• **Extracted records**
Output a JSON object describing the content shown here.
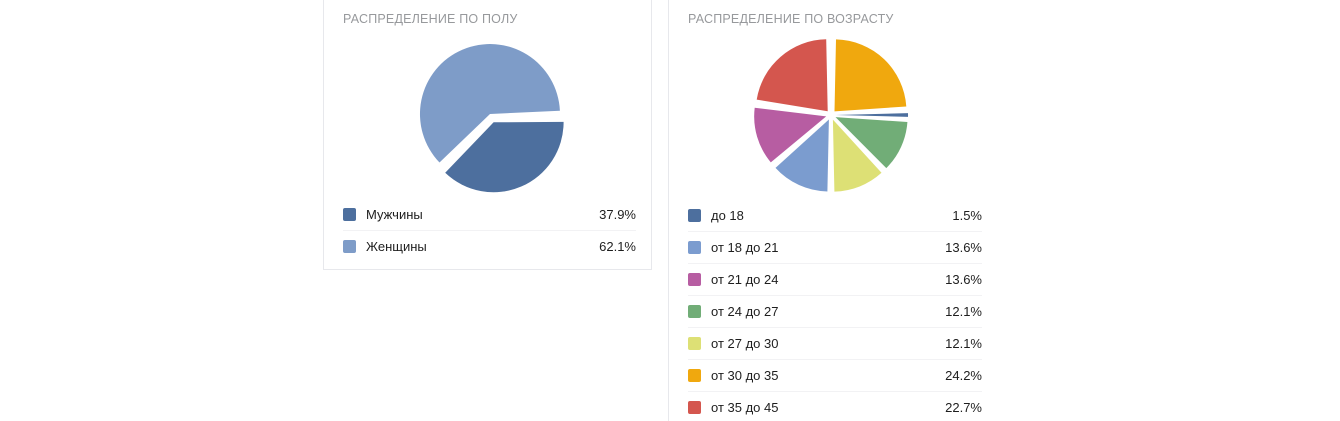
{
  "panels": [
    {
      "title": "РАСПРЕДЕЛЕНИЕ ПО ПОЛУ",
      "legend": [
        {
          "label": "Мужчины",
          "percent": "37.9%",
          "color": "#4d6f9e"
        },
        {
          "label": "Женщины",
          "percent": "62.1%",
          "color": "#7e9cc8"
        }
      ]
    },
    {
      "title": "РАСПРЕДЕЛЕНИЕ ПО ВОЗРАСТУ",
      "legend": [
        {
          "label": "до 18",
          "percent": "1.5%",
          "color": "#4d6f9e"
        },
        {
          "label": "от 18 до 21",
          "percent": "13.6%",
          "color": "#7b9ccf"
        },
        {
          "label": "от 21 до 24",
          "percent": "13.6%",
          "color": "#b75da2"
        },
        {
          "label": "от 24 до 27",
          "percent": "12.1%",
          "color": "#71ad77"
        },
        {
          "label": "от 27 до 30",
          "percent": "12.1%",
          "color": "#dde075"
        },
        {
          "label": "от 30 до 35",
          "percent": "24.2%",
          "color": "#f0a80e"
        },
        {
          "label": "от 35 до 45",
          "percent": "22.7%",
          "color": "#d4564e"
        }
      ]
    }
  ],
  "chart_data": [
    {
      "type": "pie",
      "title": "РАСПРЕДЕЛЕНИЕ ПО ПОЛУ",
      "labels": [
        "Мужчины",
        "Женщины"
      ],
      "values": [
        37.9,
        62.1
      ],
      "unit": "%",
      "colors": [
        "#4d6f9e",
        "#7e9cc8"
      ],
      "start_angle": 88.5,
      "draw_order": [
        0,
        1
      ],
      "explode": [
        9,
        0
      ],
      "legend_position": "bottom"
    },
    {
      "type": "pie",
      "title": "РАСПРЕДЕЛЕНИЕ ПО ВОЗРАСТУ",
      "labels": [
        "до 18",
        "от 18 до 21",
        "от 21 до 24",
        "от 24 до 27",
        "от 27 до 30",
        "от 30 до 35",
        "от 35 до 45"
      ],
      "values": [
        1.5,
        13.6,
        13.6,
        12.1,
        12.1,
        24.2,
        22.7
      ],
      "unit": "%",
      "colors": [
        "#4d6f9e",
        "#7b9ccf",
        "#b75da2",
        "#71ad77",
        "#dde075",
        "#f0a80e",
        "#d4564e"
      ],
      "start_angle": 0,
      "draw_order": [
        5,
        0,
        3,
        4,
        1,
        2,
        6
      ],
      "explode": [
        5,
        5,
        5,
        5,
        5,
        5,
        5
      ],
      "legend_position": "bottom"
    }
  ]
}
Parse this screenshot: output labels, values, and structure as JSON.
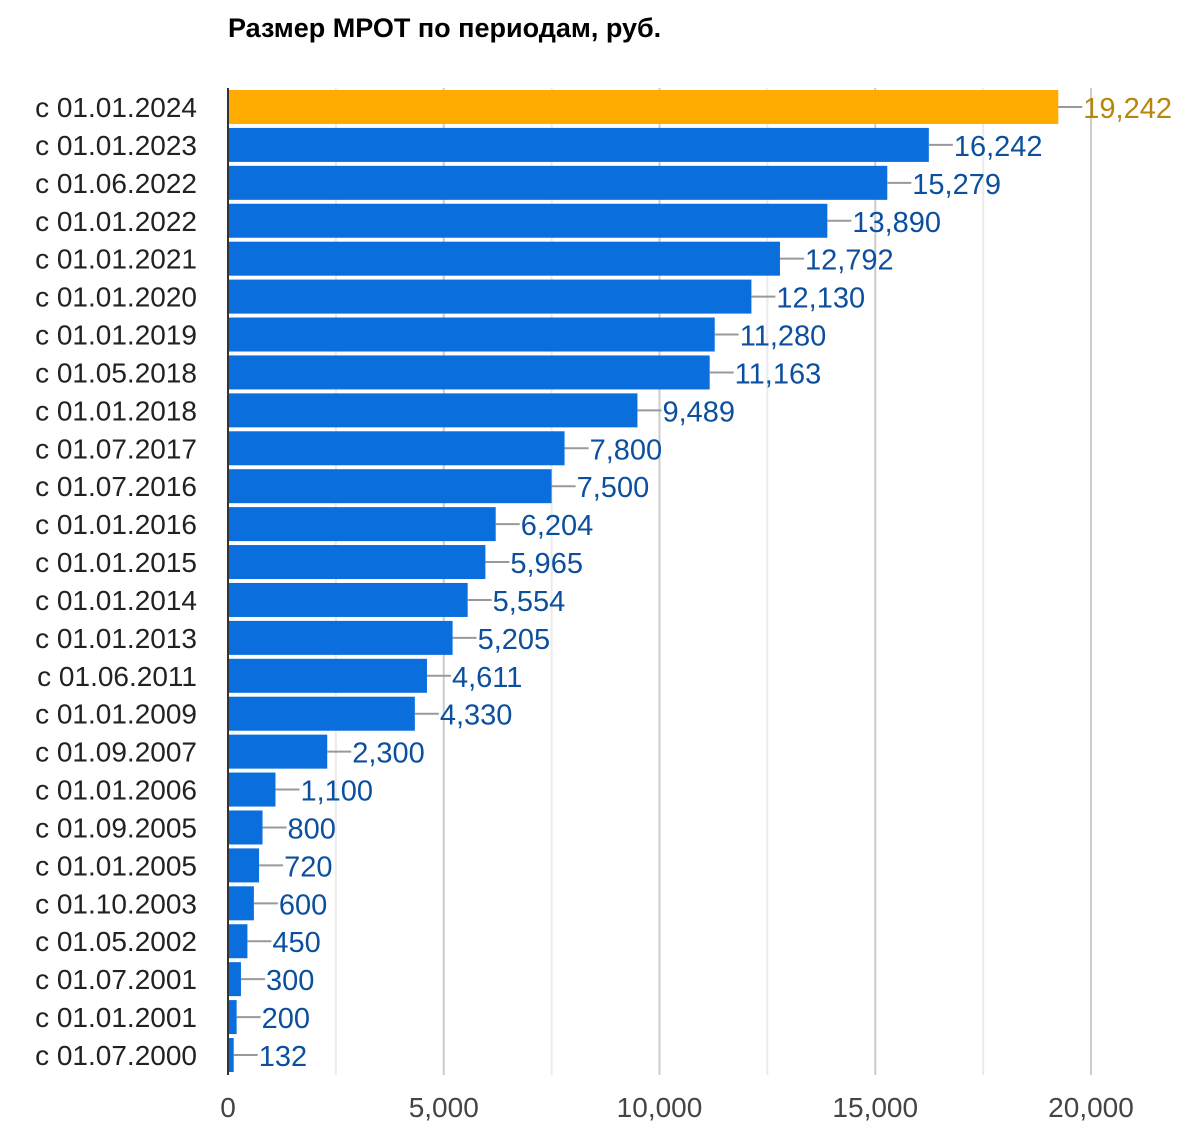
{
  "chart_data": {
    "type": "bar",
    "orientation": "horizontal",
    "title": "Размер МРОТ по периодам, руб.",
    "xlabel": "",
    "ylabel": "",
    "xlim": [
      0,
      20000
    ],
    "x_ticks": [
      "0",
      "5,000",
      "10,000",
      "15,000",
      "20,000"
    ],
    "grid": true,
    "legend": "none",
    "colors": {
      "default": "#0a6fdc",
      "highlight": "#ffab00",
      "default_label": "#0b4f9e",
      "highlight_label": "#b8860b"
    },
    "categories": [
      "с 01.01.2024",
      "с 01.01.2023",
      "с 01.06.2022",
      "с 01.01.2022",
      "с 01.01.2021",
      "с 01.01.2020",
      "с 01.01.2019",
      "с 01.05.2018",
      "с 01.01.2018",
      "с 01.07.2017",
      "с 01.07.2016",
      "с 01.01.2016",
      "с 01.01.2015",
      "с 01.01.2014",
      "с 01.01.2013",
      "с 01.06.2011",
      "с 01.01.2009",
      "с 01.09.2007",
      "с 01.01.2006",
      "с 01.09.2005",
      "с 01.01.2005",
      "с 01.10.2003",
      "с 01.05.2002",
      "с 01.07.2001",
      "с 01.01.2001",
      "с 01.07.2000"
    ],
    "values": [
      19242,
      16242,
      15279,
      13890,
      12792,
      12130,
      11280,
      11163,
      9489,
      7800,
      7500,
      6204,
      5965,
      5554,
      5205,
      4611,
      4330,
      2300,
      1100,
      800,
      720,
      600,
      450,
      300,
      200,
      132
    ],
    "data_labels": [
      "19,242",
      "16,242",
      "15,279",
      "13,890",
      "12,792",
      "12,130",
      "11,280",
      "11,163",
      "9,489",
      "7,800",
      "7,500",
      "6,204",
      "5,965",
      "5,554",
      "5,205",
      "4,611",
      "4,330",
      "2,300",
      "1,100",
      "800",
      "720",
      "600",
      "450",
      "300",
      "200",
      "132"
    ],
    "highlighted_index": 0
  }
}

• **Task directions**
Reproduce every entry word for word, but skip any pictures.

• **Reply to the exercise**
Output a JSON object describing the content shown here.
{
  "panels": [
    {
      "title": "РАСПРЕДЕЛЕНИЕ ПО ПОЛУ",
      "legend": [
        {
          "label": "Мужчины",
          "percent": "37.9%",
          "color": "#4d6f9e"
        },
        {
          "label": "Женщины",
          "percent": "62.1%",
          "color": "#7e9cc8"
        }
      ]
    },
    {
      "title": "РАСПРЕДЕЛЕНИЕ ПО ВОЗРАСТУ",
      "legend": [
        {
          "label": "до 18",
          "percent": "1.5%",
          "color": "#4d6f9e"
        },
        {
          "label": "от 18 до 21",
          "percent": "13.6%",
          "color": "#7b9ccf"
        },
        {
          "label": "от 21 до 24",
          "percent": "13.6%",
          "color": "#b75da2"
        },
        {
          "label": "от 24 до 27",
          "percent": "12.1%",
          "color": "#71ad77"
        },
        {
          "label": "от 27 до 30",
          "percent": "12.1%",
          "color": "#dde075"
        },
        {
          "label": "от 30 до 35",
          "percent": "24.2%",
          "color": "#f0a80e"
        },
        {
          "label": "от 35 до 45",
          "percent": "22.7%",
          "color": "#d4564e"
        }
      ]
    }
  ],
  "chart_data": [
    {
      "type": "pie",
      "title": "РАСПРЕДЕЛЕНИЕ ПО ПОЛУ",
      "labels": [
        "Мужчины",
        "Женщины"
      ],
      "values": [
        37.9,
        62.1
      ],
      "unit": "%",
      "colors": [
        "#4d6f9e",
        "#7e9cc8"
      ],
      "start_angle": 88.5,
      "draw_order": [
        0,
        1
      ],
      "explode": [
        9,
        0
      ],
      "legend_position": "bottom"
    },
    {
      "type": "pie",
      "title": "РАСПРЕДЕЛЕНИЕ ПО ВОЗРАСТУ",
      "labels": [
        "до 18",
        "от 18 до 21",
        "от 21 до 24",
        "от 24 до 27",
        "от 27 до 30",
        "от 30 до 35",
        "от 35 до 45"
      ],
      "values": [
        1.5,
        13.6,
        13.6,
        12.1,
        12.1,
        24.2,
        22.7
      ],
      "unit": "%",
      "colors": [
        "#4d6f9e",
        "#7b9ccf",
        "#b75da2",
        "#71ad77",
        "#dde075",
        "#f0a80e",
        "#d4564e"
      ],
      "start_angle": 0,
      "draw_order": [
        5,
        0,
        3,
        4,
        1,
        2,
        6
      ],
      "explode": [
        5,
        5,
        5,
        5,
        5,
        5,
        5
      ],
      "legend_position": "bottom"
    }
  ]
}
Parse this screenshot: output labels, values, and structure as JSON.
{
  "chart_data": {
    "type": "bar",
    "orientation": "horizontal",
    "title": "Размер МРОТ по периодам, руб.",
    "xlabel": "",
    "ylabel": "",
    "xlim": [
      0,
      20000
    ],
    "x_ticks": [
      "0",
      "5,000",
      "10,000",
      "15,000",
      "20,000"
    ],
    "grid": true,
    "legend": "none",
    "colors": {
      "default": "#0a6fdc",
      "highlight": "#ffab00",
      "default_label": "#0b4f9e",
      "highlight_label": "#b8860b"
    },
    "categories": [
      "с 01.01.2024",
      "с 01.01.2023",
      "с 01.06.2022",
      "с 01.01.2022",
      "с 01.01.2021",
      "с 01.01.2020",
      "с 01.01.2019",
      "с 01.05.2018",
      "с 01.01.2018",
      "с 01.07.2017",
      "с 01.07.2016",
      "с 01.01.2016",
      "с 01.01.2015",
      "с 01.01.2014",
      "с 01.01.2013",
      "с 01.06.2011",
      "с 01.01.2009",
      "с 01.09.2007",
      "с 01.01.2006",
      "с 01.09.2005",
      "с 01.01.2005",
      "с 01.10.2003",
      "с 01.05.2002",
      "с 01.07.2001",
      "с 01.01.2001",
      "с 01.07.2000"
    ],
    "values": [
      19242,
      16242,
      15279,
      13890,
      12792,
      12130,
      11280,
      11163,
      9489,
      7800,
      7500,
      6204,
      5965,
      5554,
      5205,
      4611,
      4330,
      2300,
      1100,
      800,
      720,
      600,
      450,
      300,
      200,
      132
    ],
    "data_labels": [
      "19,242",
      "16,242",
      "15,279",
      "13,890",
      "12,792",
      "12,130",
      "11,280",
      "11,163",
      "9,489",
      "7,800",
      "7,500",
      "6,204",
      "5,965",
      "5,554",
      "5,205",
      "4,611",
      "4,330",
      "2,300",
      "1,100",
      "800",
      "720",
      "600",
      "450",
      "300",
      "200",
      "132"
    ],
    "highlighted_index": 0
  }
}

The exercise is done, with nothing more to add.